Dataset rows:
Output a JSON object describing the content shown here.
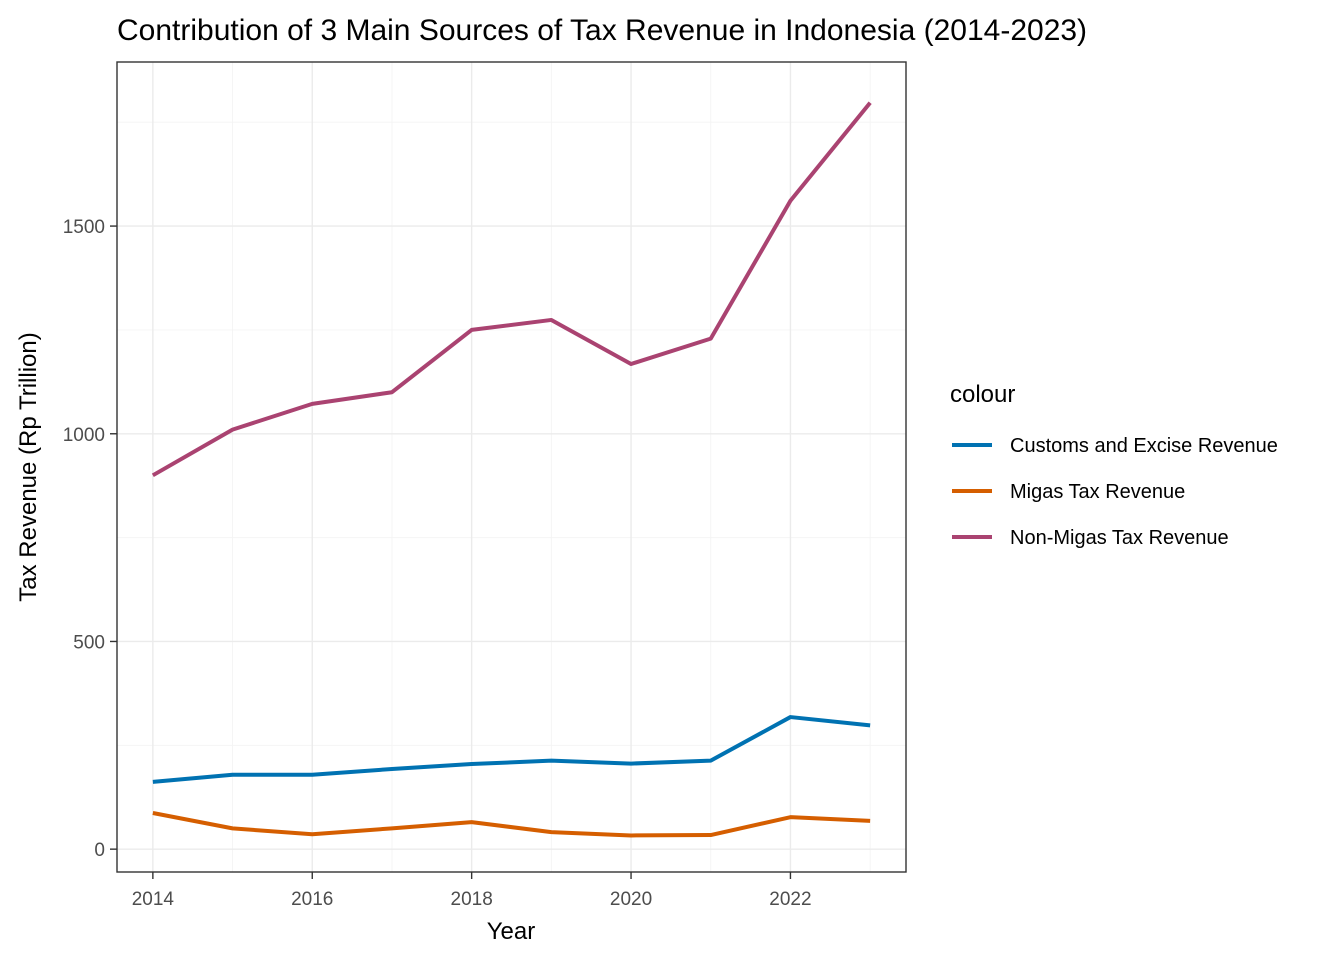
{
  "chart_data": {
    "type": "line",
    "title": "Contribution of 3 Main Sources of Tax Revenue in Indonesia (2014-2023)",
    "xlabel": "Year",
    "ylabel": "Tax Revenue (Rp Trillion)",
    "x": [
      2014,
      2015,
      2016,
      2017,
      2018,
      2019,
      2020,
      2021,
      2022,
      2023
    ],
    "xlim": [
      2013.55,
      2023.45
    ],
    "ylim": [
      -55,
      1895
    ],
    "xticks": [
      2014,
      2016,
      2018,
      2020,
      2022
    ],
    "yticks": [
      0,
      500,
      1000,
      1500
    ],
    "grid": true,
    "legend": {
      "title": "colour",
      "position": "right"
    },
    "series": [
      {
        "name": "Customs and Excise Revenue",
        "color": "#0072B2",
        "values": [
          162,
          179,
          179,
          193,
          205,
          213,
          206,
          213,
          318,
          298
        ]
      },
      {
        "name": "Migas Tax Revenue",
        "color": "#D55E00",
        "values": [
          87,
          50,
          36,
          50,
          65,
          41,
          33,
          34,
          77,
          68
        ]
      },
      {
        "name": "Non-Migas Tax Revenue",
        "color": "#AA4371",
        "values": [
          900,
          1010,
          1072,
          1100,
          1250,
          1274,
          1168,
          1229,
          1561,
          1797
        ]
      }
    ]
  }
}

● Task description
Report how many lines of the listing hold the word "title", with nothing but the number.

● Response
2